— START —

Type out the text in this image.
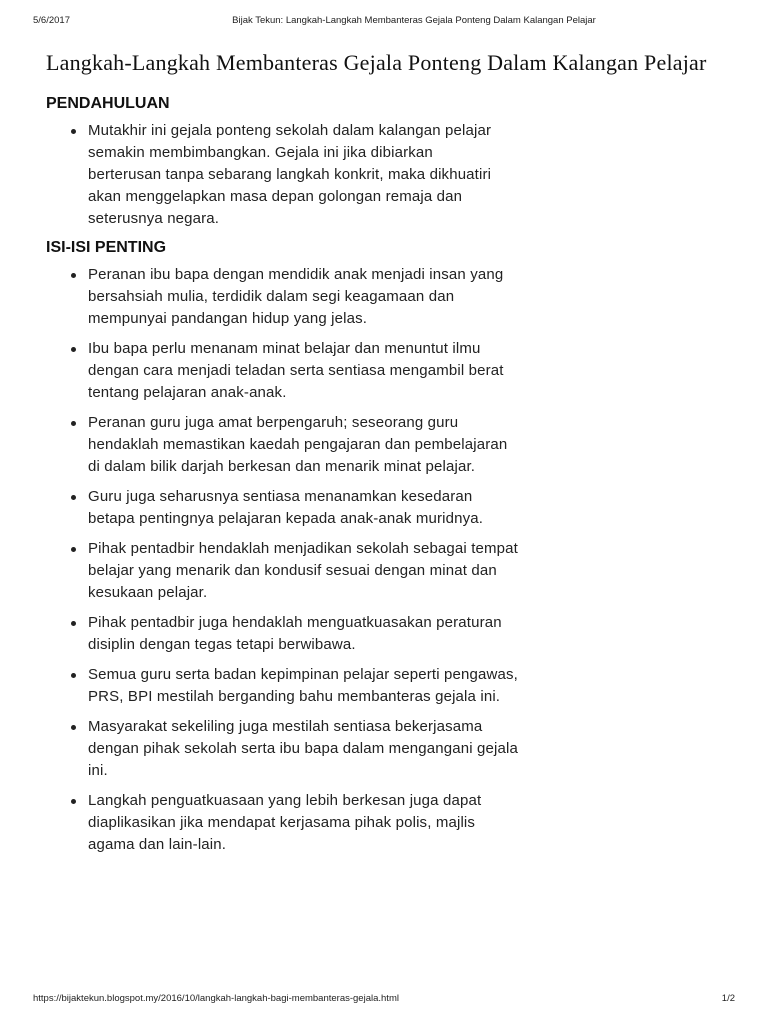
5/6/2017	Bijak Tekun: Langkah-Langkah Membanteras Gejala Ponteng Dalam Kalangan Pelajar
Langkah-Langkah Membanteras Gejala Ponteng Dalam Kalangan Pelajar
PENDAHULUAN
Mutakhir ini gejala ponteng sekolah dalam kalangan pelajar semakin membimbangkan. Gejala ini jika dibiarkan berterusan tanpa sebarang langkah konkrit, maka dikhuatiri akan menggelapkan masa depan golongan remaja dan seterusnya negara.
ISI-ISI PENTING
Peranan ibu bapa dengan mendidik anak menjadi insan yang bersahsiah mulia, terdidik dalam segi keagamaan dan mempunyai pandangan hidup yang jelas.
Ibu bapa perlu menanam minat belajar dan menuntut ilmu dengan cara menjadi teladan serta sentiasa mengambil berat tentang pelajaran anak-anak.
Peranan guru juga amat berpengaruh; seseorang guru hendaklah memastikan kaedah pengajaran dan pembelajaran di dalam bilik darjah berkesan dan menarik minat pelajar.
Guru juga seharusnya sentiasa menanamkan kesedaran betapa pentingnya pelajaran kepada anak-anak muridnya.
Pihak pentadbir hendaklah menjadikan sekolah sebagai tempat belajar yang menarik dan kondusif sesuai dengan minat dan kesukaan pelajar.
Pihak pentadbir juga hendaklah menguatkuasakan peraturan disiplin dengan tegas tetapi berwibawa.
Semua guru serta badan kepimpinan pelajar seperti pengawas, PRS, BPI mestilah berganding bahu membanteras gejala ini.
Masyarakat sekeliling juga mestilah sentiasa bekerjasama dengan pihak sekolah serta ibu bapa dalam mengangani gejala ini.
Langkah penguatkuasaan yang lebih berkesan juga dapat diaplikasikan jika mendapat kerjasama pihak polis, majlis agama dan lain-lain.
https://bijaktekun.blogspot.my/2016/10/langkah-langkah-bagi-membanteras-gejala.html	1/2
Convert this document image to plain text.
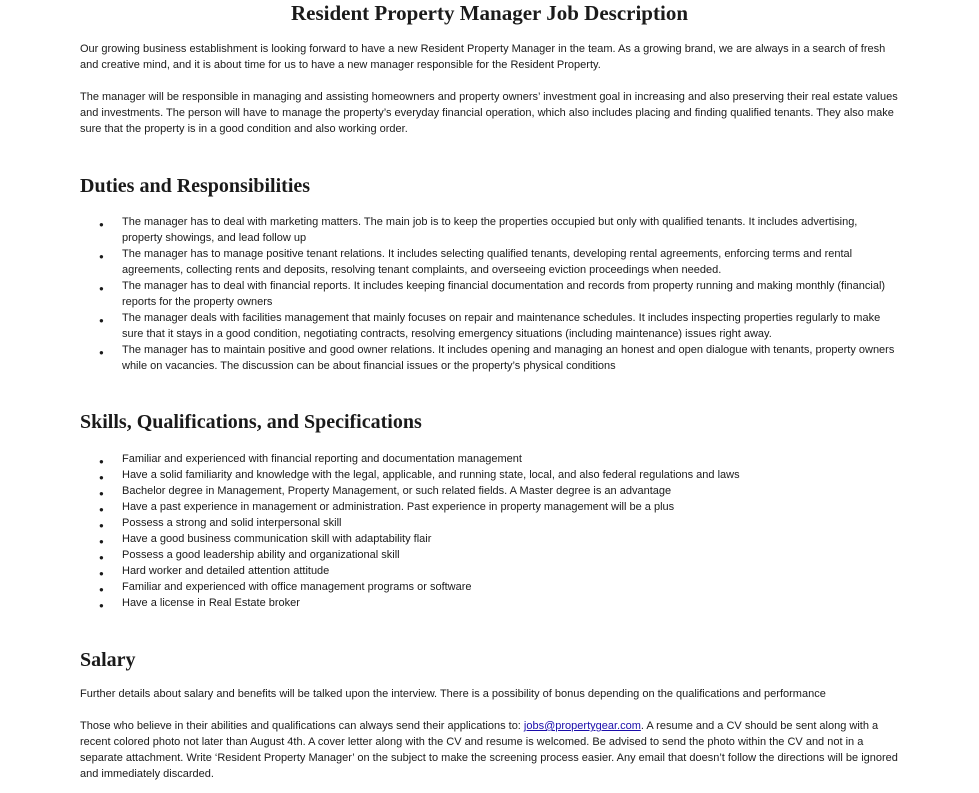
Resident Property Manager Job Description

Our growing business establishment is looking forward to have a new Resident Property Manager in the team. As a growing brand, we are always in a search of fresh and creative mind, and it is about time for us to have a new manager responsible for the Resident Property.

The manager will be responsible in managing and assisting homeowners and property owners’ investment goal in increasing and also preserving their real estate values and investments. The person will have to manage the property’s everyday financial operation, which also includes placing and finding qualified tenants. They also make sure that the property is in a good condition and also working order.

Duties and Responsibilities
● The manager has to deal with marketing matters. The main job is to keep the properties occupied but only with qualified tenants. It includes advertising, property showings, and lead follow up
● The manager has to manage positive tenant relations. It includes selecting qualified tenants, developing rental agreements, enforcing terms and rental agreements, collecting rents and deposits, resolving tenant complaints, and overseeing eviction proceedings when needed.
● The manager has to deal with financial reports. It includes keeping financial documentation and records from property running and making monthly (financial) reports for the property owners
● The manager deals with facilities management that mainly focuses on repair and maintenance schedules. It includes inspecting properties regularly to make sure that it stays in a good condition, negotiating contracts, resolving emergency situations (including maintenance) issues right away.
● The manager has to maintain positive and good owner relations. It includes opening and managing an honest and open dialogue with tenants, property owners while on vacancies. The discussion can be about financial issues or the property’s physical conditions
Skills, Qualifications, and Specifications
● Familiar and experienced with financial reporting and documentation management
● Have a solid familiarity and knowledge with the legal, applicable, and running state, local, and also federal regulations and laws
● Bachelor degree in Management, Property Management, or such related fields. A Master degree is an advantage
● Have a past experience in management or administration. Past experience in property management will be a plus
● Possess a strong and solid interpersonal skill
● Have a good business communication skill with adaptability flair
● Possess a good leadership ability and organizational skill
● Hard worker and detailed attention attitude
● Familiar and experienced with office management programs or software
● Have a license in Real Estate broker
Salary

Further details about salary and benefits will be talked upon the interview. There is a possibility of bonus depending on the qualifications and performance

Those who believe in their abilities and qualifications can always send their applications to: jobs@propertygear.com. A resume and a CV should be sent along with a recent colored photo not later than August 4th. A cover letter along with the CV and resume is welcomed. Be advised to send the photo within the CV and not in a separate attachment. Write ‘Resident Property Manager’ on the subject to make the screening process easier. Any email that doesn’t follow the directions will be ignored and immediately discarded.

— END —

• _Short exercise_: Count the lines of the listing above that include the word "juga" and state the total with nothing else.

• _Result of this task_: 5